Exercise goal:
Print the entries below word for word; the pictures stay out of your copy.

Task inputs:

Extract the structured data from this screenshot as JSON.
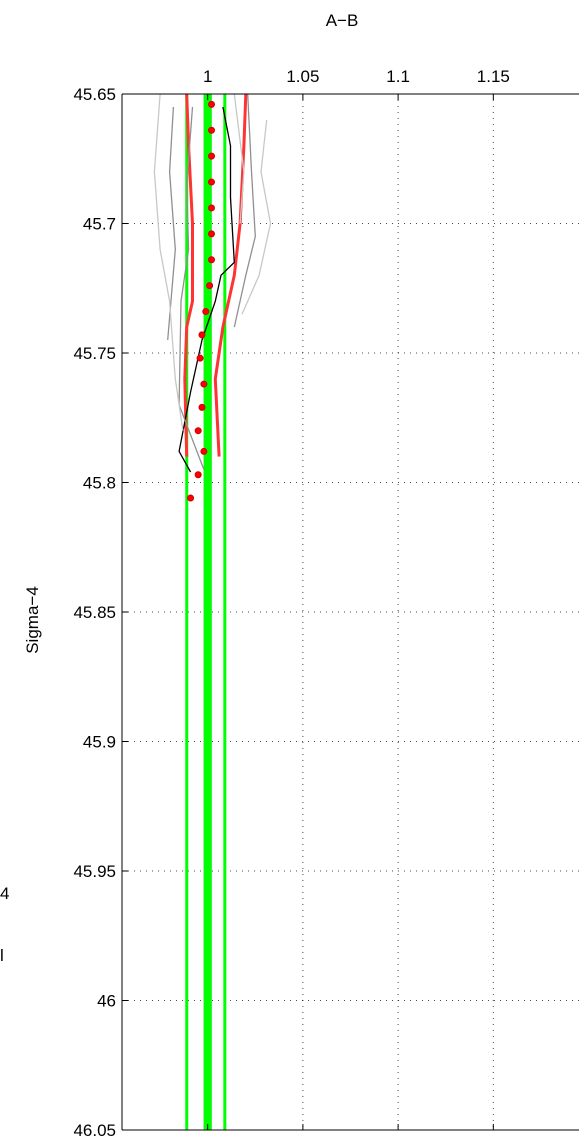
{
  "chart_data": {
    "type": "line",
    "title": "",
    "xlabel": "A−B",
    "ylabel": "Sigma−4",
    "xlim": [
      0.955,
      1.195
    ],
    "ylim": [
      45.65,
      46.05
    ],
    "y_reversed": true,
    "x_axis_position": "top",
    "grid": true,
    "x_ticks": [
      1,
      1.05,
      1.1,
      1.15
    ],
    "x_tick_labels": [
      "1",
      "1.05",
      "1.1",
      "1.15"
    ],
    "y_ticks": [
      45.65,
      45.7,
      45.75,
      45.8,
      45.85,
      45.9,
      45.95,
      46,
      46.05
    ],
    "y_tick_labels": [
      "45.65",
      "45.7",
      "45.75",
      "45.8",
      "45.85",
      "45.9",
      "45.95",
      "46",
      "46.05"
    ],
    "vertical_lines": [
      {
        "x": 1.0,
        "color": "#808080",
        "width": "thick"
      },
      {
        "x": 1.0,
        "color": "#00ff00",
        "width": "thick"
      },
      {
        "x": 0.989,
        "color": "#00ff00",
        "width": "thin"
      },
      {
        "x": 1.009,
        "color": "#00ff00",
        "width": "thin"
      }
    ],
    "series": [
      {
        "color": "#ff3333",
        "style": "line",
        "points": [
          [
            0.989,
            45.65
          ],
          [
            0.99,
            45.67
          ],
          [
            0.992,
            45.7
          ],
          [
            0.992,
            45.73
          ],
          [
            0.989,
            45.74
          ],
          [
            0.988,
            45.76
          ],
          [
            0.989,
            45.79
          ]
        ]
      },
      {
        "color": "#ff3333",
        "style": "line",
        "points": [
          [
            1.02,
            45.65
          ],
          [
            1.019,
            45.67
          ],
          [
            1.017,
            45.7
          ],
          [
            1.014,
            45.72
          ],
          [
            1.008,
            45.74
          ],
          [
            1.004,
            45.76
          ],
          [
            1.006,
            45.79
          ]
        ]
      },
      {
        "color": "#000000",
        "style": "line",
        "points": [
          [
            1.008,
            45.655
          ],
          [
            1.012,
            45.67
          ],
          [
            1.012,
            45.69
          ],
          [
            1.014,
            45.715
          ],
          [
            1.007,
            45.72
          ],
          [
            1.004,
            45.73
          ],
          [
            0.997,
            45.745
          ],
          [
            0.991,
            45.765
          ],
          [
            0.985,
            45.788
          ],
          [
            0.991,
            45.796
          ]
        ]
      },
      {
        "color": "#909090",
        "style": "line",
        "points": [
          [
            0.982,
            45.655
          ],
          [
            0.98,
            45.68
          ],
          [
            0.983,
            45.71
          ],
          [
            0.979,
            45.745
          ]
        ]
      },
      {
        "color": "#909090",
        "style": "line",
        "points": [
          [
            0.992,
            45.655
          ],
          [
            0.989,
            45.685
          ],
          [
            0.99,
            45.71
          ],
          [
            0.986,
            45.73
          ],
          [
            0.985,
            45.77
          ],
          [
            0.998,
            45.795
          ]
        ]
      },
      {
        "color": "#909090",
        "style": "line",
        "points": [
          [
            1.021,
            45.65
          ],
          [
            1.023,
            45.68
          ],
          [
            1.025,
            45.705
          ],
          [
            1.02,
            45.72
          ],
          [
            1.014,
            45.74
          ]
        ]
      },
      {
        "color": "#c8c8c8",
        "style": "line",
        "points": [
          [
            0.975,
            45.65
          ],
          [
            0.972,
            45.68
          ],
          [
            0.975,
            45.71
          ],
          [
            0.98,
            45.73
          ],
          [
            0.983,
            45.76
          ],
          [
            0.987,
            45.78
          ]
        ]
      },
      {
        "color": "#c8c8c8",
        "style": "line",
        "points": [
          [
            1.031,
            45.66
          ],
          [
            1.028,
            45.68
          ],
          [
            1.033,
            45.7
          ],
          [
            1.027,
            45.72
          ],
          [
            1.018,
            45.735
          ]
        ]
      },
      {
        "color": "#c8c8c8",
        "style": "line",
        "points": [
          [
            1.014,
            45.65
          ],
          [
            1.019,
            45.68
          ],
          [
            1.017,
            45.7
          ]
        ]
      },
      {
        "color": "#ff0000",
        "style": "markers",
        "points": [
          [
            1.002,
            45.654
          ],
          [
            1.002,
            45.664
          ],
          [
            1.002,
            45.674
          ],
          [
            1.002,
            45.684
          ],
          [
            1.002,
            45.694
          ],
          [
            1.002,
            45.704
          ],
          [
            1.002,
            45.714
          ],
          [
            1.001,
            45.724
          ],
          [
            0.999,
            45.734
          ],
          [
            0.997,
            45.743
          ],
          [
            0.996,
            45.752
          ],
          [
            0.998,
            45.762
          ],
          [
            0.997,
            45.771
          ],
          [
            0.995,
            45.78
          ],
          [
            0.998,
            45.788
          ],
          [
            0.995,
            45.797
          ],
          [
            0.991,
            45.806
          ]
        ]
      }
    ]
  },
  "left_edge_fragments": [
    "4",
    "l"
  ]
}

Answer to this problem:
Extract the structured data from this screenshot as JSON.
{
  "chart_data": {
    "type": "line",
    "title": "",
    "xlabel": "A−B",
    "ylabel": "Sigma−4",
    "xlim": [
      0.955,
      1.195
    ],
    "ylim": [
      45.65,
      46.05
    ],
    "y_reversed": true,
    "x_axis_position": "top",
    "grid": true,
    "x_ticks": [
      1,
      1.05,
      1.1,
      1.15
    ],
    "x_tick_labels": [
      "1",
      "1.05",
      "1.1",
      "1.15"
    ],
    "y_ticks": [
      45.65,
      45.7,
      45.75,
      45.8,
      45.85,
      45.9,
      45.95,
      46,
      46.05
    ],
    "y_tick_labels": [
      "45.65",
      "45.7",
      "45.75",
      "45.8",
      "45.85",
      "45.9",
      "45.95",
      "46",
      "46.05"
    ],
    "vertical_lines": [
      {
        "x": 1.0,
        "color": "#808080",
        "width": "thick"
      },
      {
        "x": 1.0,
        "color": "#00ff00",
        "width": "thick"
      },
      {
        "x": 0.989,
        "color": "#00ff00",
        "width": "thin"
      },
      {
        "x": 1.009,
        "color": "#00ff00",
        "width": "thin"
      }
    ],
    "series": [
      {
        "color": "#ff3333",
        "style": "line",
        "points": [
          [
            0.989,
            45.65
          ],
          [
            0.99,
            45.67
          ],
          [
            0.992,
            45.7
          ],
          [
            0.992,
            45.73
          ],
          [
            0.989,
            45.74
          ],
          [
            0.988,
            45.76
          ],
          [
            0.989,
            45.79
          ]
        ]
      },
      {
        "color": "#ff3333",
        "style": "line",
        "points": [
          [
            1.02,
            45.65
          ],
          [
            1.019,
            45.67
          ],
          [
            1.017,
            45.7
          ],
          [
            1.014,
            45.72
          ],
          [
            1.008,
            45.74
          ],
          [
            1.004,
            45.76
          ],
          [
            1.006,
            45.79
          ]
        ]
      },
      {
        "color": "#000000",
        "style": "line",
        "points": [
          [
            1.008,
            45.655
          ],
          [
            1.012,
            45.67
          ],
          [
            1.012,
            45.69
          ],
          [
            1.014,
            45.715
          ],
          [
            1.007,
            45.72
          ],
          [
            1.004,
            45.73
          ],
          [
            0.997,
            45.745
          ],
          [
            0.991,
            45.765
          ],
          [
            0.985,
            45.788
          ],
          [
            0.991,
            45.796
          ]
        ]
      },
      {
        "color": "#909090",
        "style": "line",
        "points": [
          [
            0.982,
            45.655
          ],
          [
            0.98,
            45.68
          ],
          [
            0.983,
            45.71
          ],
          [
            0.979,
            45.745
          ]
        ]
      },
      {
        "color": "#909090",
        "style": "line",
        "points": [
          [
            0.992,
            45.655
          ],
          [
            0.989,
            45.685
          ],
          [
            0.99,
            45.71
          ],
          [
            0.986,
            45.73
          ],
          [
            0.985,
            45.77
          ],
          [
            0.998,
            45.795
          ]
        ]
      },
      {
        "color": "#909090",
        "style": "line",
        "points": [
          [
            1.021,
            45.65
          ],
          [
            1.023,
            45.68
          ],
          [
            1.025,
            45.705
          ],
          [
            1.02,
            45.72
          ],
          [
            1.014,
            45.74
          ]
        ]
      },
      {
        "color": "#c8c8c8",
        "style": "line",
        "points": [
          [
            0.975,
            45.65
          ],
          [
            0.972,
            45.68
          ],
          [
            0.975,
            45.71
          ],
          [
            0.98,
            45.73
          ],
          [
            0.983,
            45.76
          ],
          [
            0.987,
            45.78
          ]
        ]
      },
      {
        "color": "#c8c8c8",
        "style": "line",
        "points": [
          [
            1.031,
            45.66
          ],
          [
            1.028,
            45.68
          ],
          [
            1.033,
            45.7
          ],
          [
            1.027,
            45.72
          ],
          [
            1.018,
            45.735
          ]
        ]
      },
      {
        "color": "#c8c8c8",
        "style": "line",
        "points": [
          [
            1.014,
            45.65
          ],
          [
            1.019,
            45.68
          ],
          [
            1.017,
            45.7
          ]
        ]
      },
      {
        "color": "#ff0000",
        "style": "markers",
        "points": [
          [
            1.002,
            45.654
          ],
          [
            1.002,
            45.664
          ],
          [
            1.002,
            45.674
          ],
          [
            1.002,
            45.684
          ],
          [
            1.002,
            45.694
          ],
          [
            1.002,
            45.704
          ],
          [
            1.002,
            45.714
          ],
          [
            1.001,
            45.724
          ],
          [
            0.999,
            45.734
          ],
          [
            0.997,
            45.743
          ],
          [
            0.996,
            45.752
          ],
          [
            0.998,
            45.762
          ],
          [
            0.997,
            45.771
          ],
          [
            0.995,
            45.78
          ],
          [
            0.998,
            45.788
          ],
          [
            0.995,
            45.797
          ],
          [
            0.991,
            45.806
          ]
        ]
      }
    ]
  },
  "left_edge_fragments": [
    "4",
    "l"
  ]
}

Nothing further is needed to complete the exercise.